## [Raw records]
──────────────────────────────
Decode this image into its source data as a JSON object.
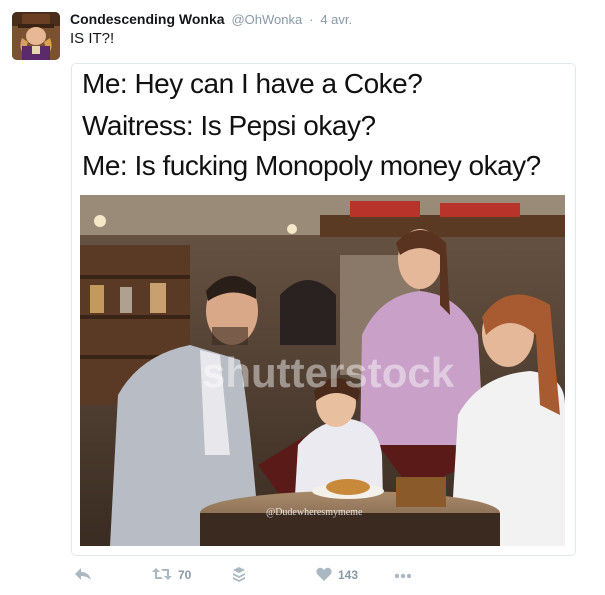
{
  "tweet": {
    "author_name": "Condescending Wonka",
    "handle": "@OhWonka",
    "separator": "·",
    "date": "4 avr.",
    "text": "IS IT?!"
  },
  "meme": {
    "lines": [
      "Me: Hey can I have a Coke?",
      "Waitress: Is Pepsi okay?",
      "Me: Is fucking Monopoly money okay?"
    ],
    "watermark": "shutterstock",
    "credit": "@Dudewheresmymeme"
  },
  "actions": {
    "reply_icon": "reply-icon",
    "retweet_icon": "retweet-icon",
    "retweet_count": "70",
    "stack_icon": "stack-icon",
    "like_icon": "heart-icon",
    "like_count": "143",
    "more_icon": "more-icon"
  },
  "colors": {
    "name": "#14171a",
    "meta": "#8899a6",
    "action_icon": "#aab8c2",
    "card_border": "#e1e8ed"
  }
}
──────────────────────────────
Return all of the entries word for word, but omit the pictures.

## [Result of the exercise]
Decode this image into its source data as a JSON object.
{
  "tweet": {
    "author_name": "Condescending Wonka",
    "handle": "@OhWonka",
    "separator": "·",
    "date": "4 avr.",
    "text": "IS IT?!"
  },
  "meme": {
    "lines": [
      "Me: Hey can I have a Coke?",
      "Waitress: Is Pepsi okay?",
      "Me: Is fucking Monopoly money okay?"
    ],
    "watermark": "shutterstock",
    "credit": "@Dudewheresmymeme"
  },
  "actions": {
    "reply_icon": "reply-icon",
    "retweet_icon": "retweet-icon",
    "retweet_count": "70",
    "stack_icon": "stack-icon",
    "like_icon": "heart-icon",
    "like_count": "143",
    "more_icon": "more-icon"
  },
  "colors": {
    "name": "#14171a",
    "meta": "#8899a6",
    "action_icon": "#aab8c2",
    "card_border": "#e1e8ed"
  }
}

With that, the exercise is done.